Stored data
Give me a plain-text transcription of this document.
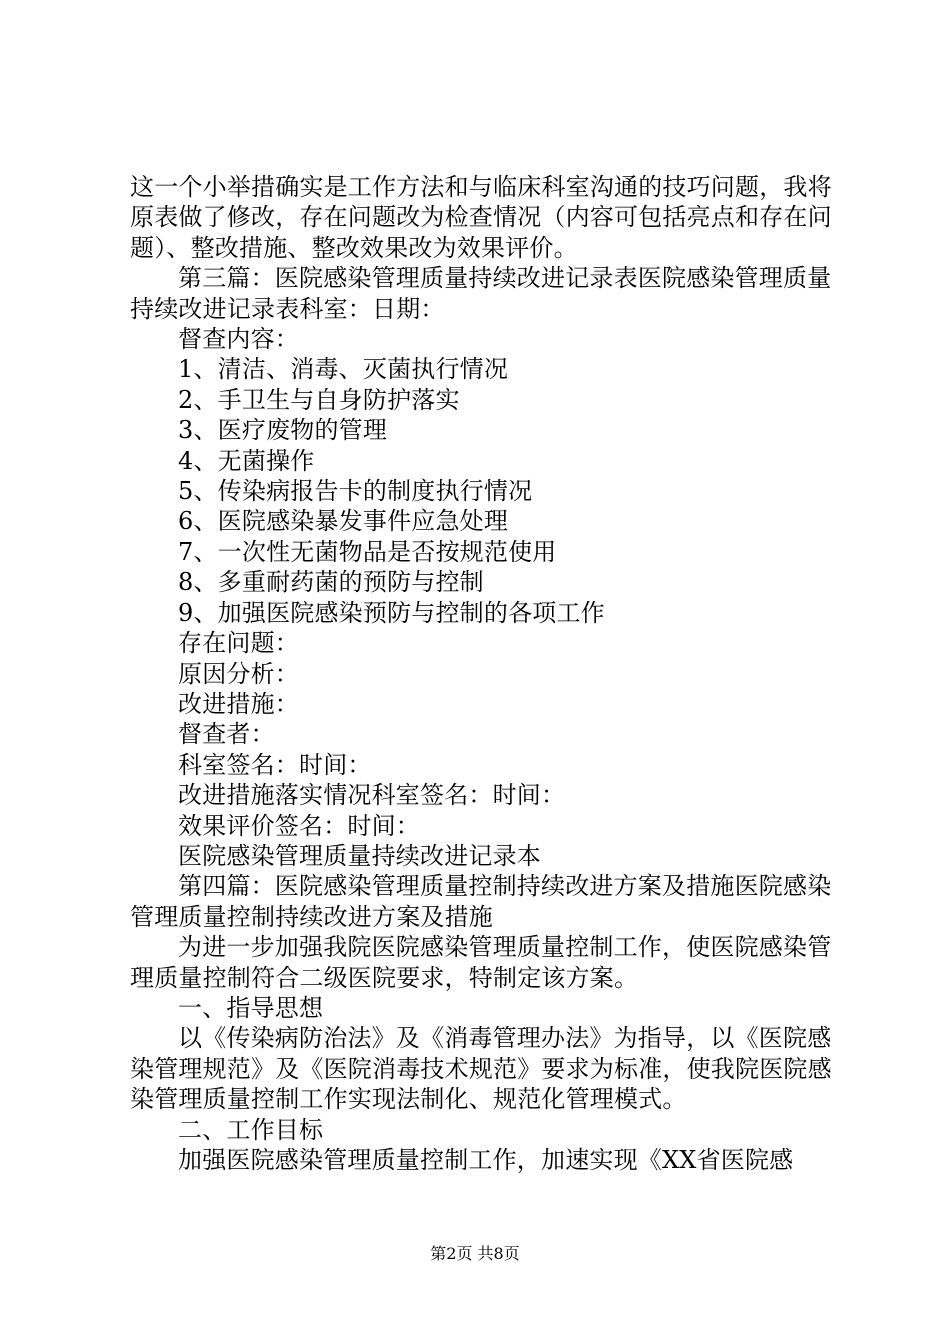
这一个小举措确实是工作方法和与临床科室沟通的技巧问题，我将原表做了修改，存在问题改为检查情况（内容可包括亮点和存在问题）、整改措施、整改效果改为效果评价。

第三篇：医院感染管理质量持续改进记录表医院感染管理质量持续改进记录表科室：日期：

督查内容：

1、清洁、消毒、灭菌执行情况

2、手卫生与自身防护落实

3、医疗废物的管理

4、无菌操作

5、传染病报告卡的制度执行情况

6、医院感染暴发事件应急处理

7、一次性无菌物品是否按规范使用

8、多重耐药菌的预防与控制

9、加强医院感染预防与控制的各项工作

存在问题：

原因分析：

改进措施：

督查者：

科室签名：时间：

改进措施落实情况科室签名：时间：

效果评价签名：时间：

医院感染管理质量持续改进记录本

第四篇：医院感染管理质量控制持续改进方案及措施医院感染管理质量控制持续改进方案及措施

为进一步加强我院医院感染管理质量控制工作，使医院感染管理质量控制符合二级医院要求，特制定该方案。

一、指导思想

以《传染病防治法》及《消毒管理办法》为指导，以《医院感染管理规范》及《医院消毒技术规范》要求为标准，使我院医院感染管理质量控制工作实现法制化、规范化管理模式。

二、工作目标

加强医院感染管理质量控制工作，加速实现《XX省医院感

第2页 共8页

:: Directions ::
Exclude the pictures and repeat every other part of the records word for word.

:: Task output ::
Give me a plain-text transcription of this document.
这一个小举措确实是工作方法和与临床科室沟通的技巧问题，我将原表做了修改，存在问题改为检查情况（内容可包括亮点和存在问题）、整改措施、整改效果改为效果评价。

第三篇：医院感染管理质量持续改进记录表医院感染管理质量持续改进记录表科室：日期：

督查内容：

1、清洁、消毒、灭菌执行情况

2、手卫生与自身防护落实

3、医疗废物的管理

4、无菌操作

5、传染病报告卡的制度执行情况

6、医院感染暴发事件应急处理

7、一次性无菌物品是否按规范使用

8、多重耐药菌的预防与控制

9、加强医院感染预防与控制的各项工作

存在问题：

原因分析：

改进措施：

督查者：

科室签名：时间：

改进措施落实情况科室签名：时间：

效果评价签名：时间：

医院感染管理质量持续改进记录本

第四篇：医院感染管理质量控制持续改进方案及措施医院感染管理质量控制持续改进方案及措施

为进一步加强我院医院感染管理质量控制工作，使医院感染管理质量控制符合二级医院要求，特制定该方案。

一、指导思想

以《传染病防治法》及《消毒管理办法》为指导，以《医院感染管理规范》及《医院消毒技术规范》要求为标准，使我院医院感染管理质量控制工作实现法制化、规范化管理模式。

二、工作目标

加强医院感染管理质量控制工作，加速实现《XX省医院感

第2页 共8页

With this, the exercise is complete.